### Input records

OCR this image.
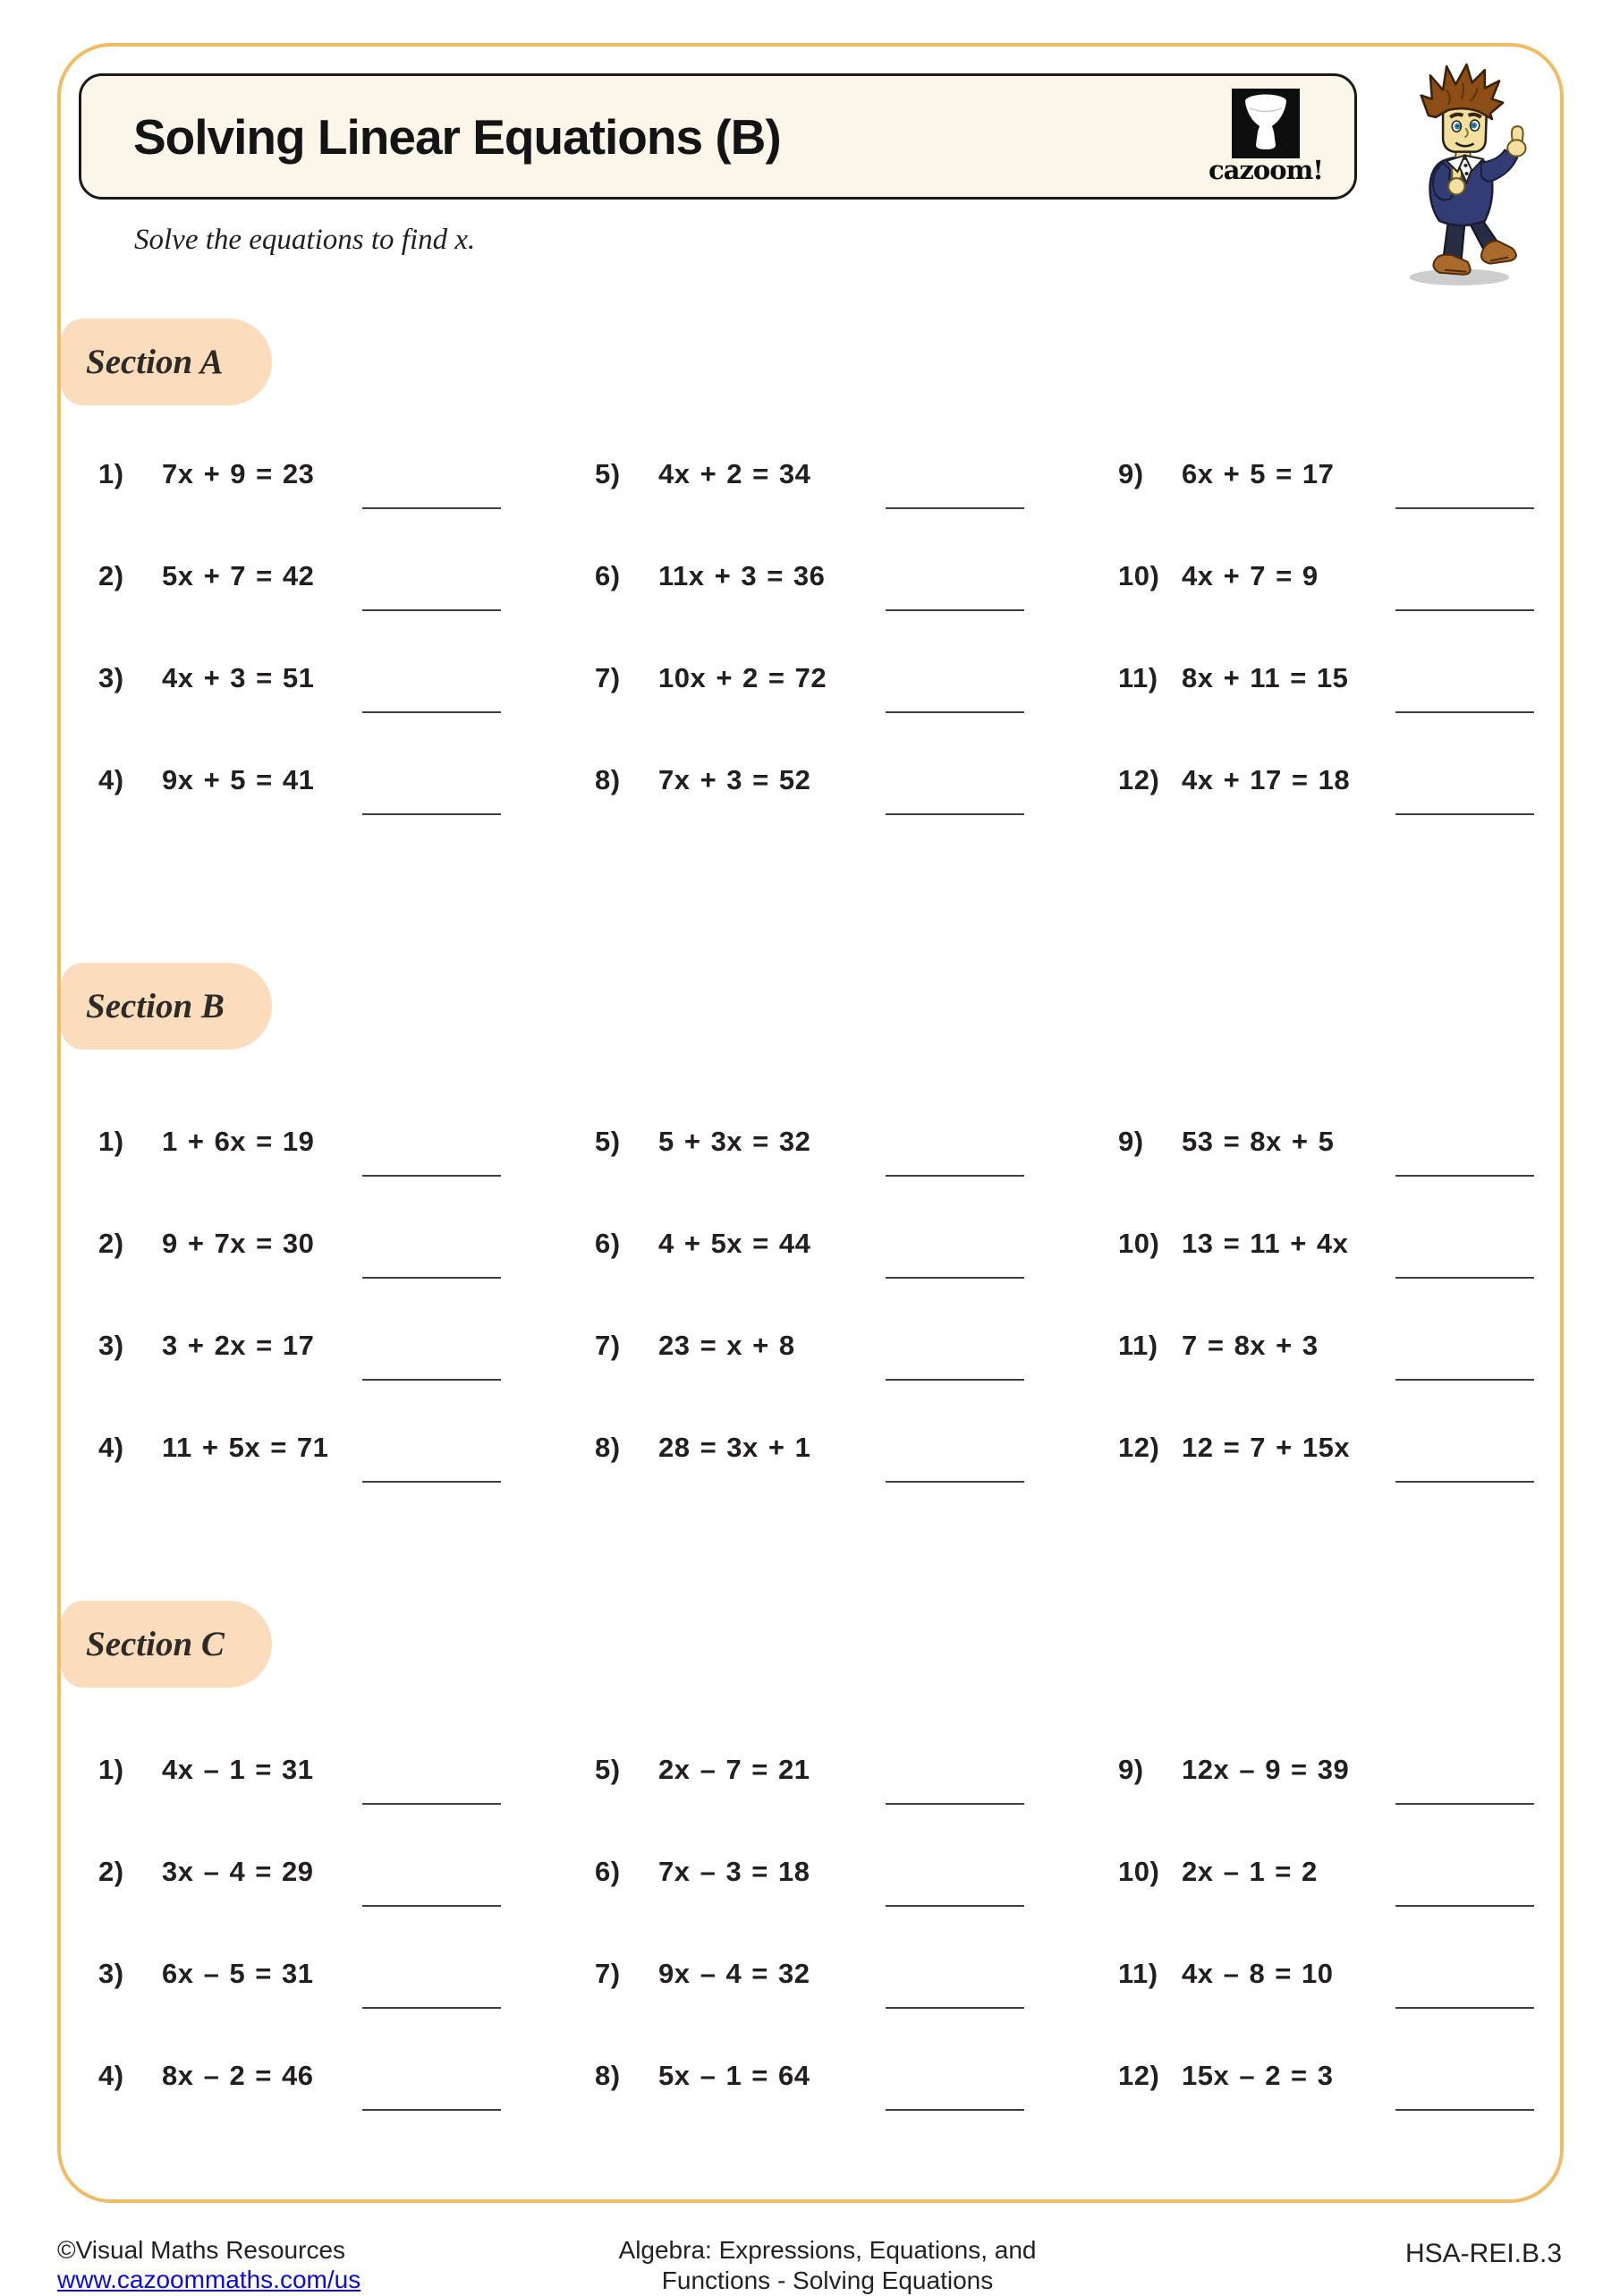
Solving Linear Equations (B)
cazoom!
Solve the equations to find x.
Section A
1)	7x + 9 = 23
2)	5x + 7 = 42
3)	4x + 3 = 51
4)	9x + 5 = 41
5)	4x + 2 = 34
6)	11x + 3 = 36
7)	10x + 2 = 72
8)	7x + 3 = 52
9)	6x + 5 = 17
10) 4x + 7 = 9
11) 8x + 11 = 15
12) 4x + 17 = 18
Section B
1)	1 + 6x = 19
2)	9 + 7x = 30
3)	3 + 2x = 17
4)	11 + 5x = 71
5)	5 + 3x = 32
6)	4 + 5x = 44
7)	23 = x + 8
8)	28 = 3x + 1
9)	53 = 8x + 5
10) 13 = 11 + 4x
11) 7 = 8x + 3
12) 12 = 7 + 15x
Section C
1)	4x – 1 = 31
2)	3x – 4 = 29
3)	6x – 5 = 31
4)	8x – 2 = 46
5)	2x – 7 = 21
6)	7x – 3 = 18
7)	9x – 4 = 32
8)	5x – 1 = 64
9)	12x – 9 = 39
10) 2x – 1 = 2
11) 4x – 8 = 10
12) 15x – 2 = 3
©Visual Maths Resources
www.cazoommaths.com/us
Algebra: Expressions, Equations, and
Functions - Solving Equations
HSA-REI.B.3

######

Goal of the exercise
Omit the pictures. Output every record above word for word.

Written answer
OCR this image.
Solving Linear Equations (B)
cazoom!
Solve the equations to find x.
Section A
1)	7x + 9 = 23
2)	5x + 7 = 42
3)	4x + 3 = 51
4)	9x + 5 = 41
5)	4x + 2 = 34
6)	11x + 3 = 36
7)	10x + 2 = 72
8)	7x + 3 = 52
9)	6x + 5 = 17
10) 4x + 7 = 9
11) 8x + 11 = 15
12) 4x + 17 = 18
Section B
1)	1 + 6x = 19
2)	9 + 7x = 30
3)	3 + 2x = 17
4)	11 + 5x = 71
5)	5 + 3x = 32
6)	4 + 5x = 44
7)	23 = x + 8
8)	28 = 3x + 1
9)	53 = 8x + 5
10) 13 = 11 + 4x
11) 7 = 8x + 3
12) 12 = 7 + 15x
Section C
1)	4x – 1 = 31
2)	3x – 4 = 29
3)	6x – 5 = 31
4)	8x – 2 = 46
5)	2x – 7 = 21
6)	7x – 3 = 18
7)	9x – 4 = 32
8)	5x – 1 = 64
9)	12x – 9 = 39
10) 2x – 1 = 2
11) 4x – 8 = 10
12) 15x – 2 = 3
©Visual Maths Resources
www.cazoommaths.com/us
Algebra: Expressions, Equations, and
Functions - Solving Equations
HSA-REI.B.3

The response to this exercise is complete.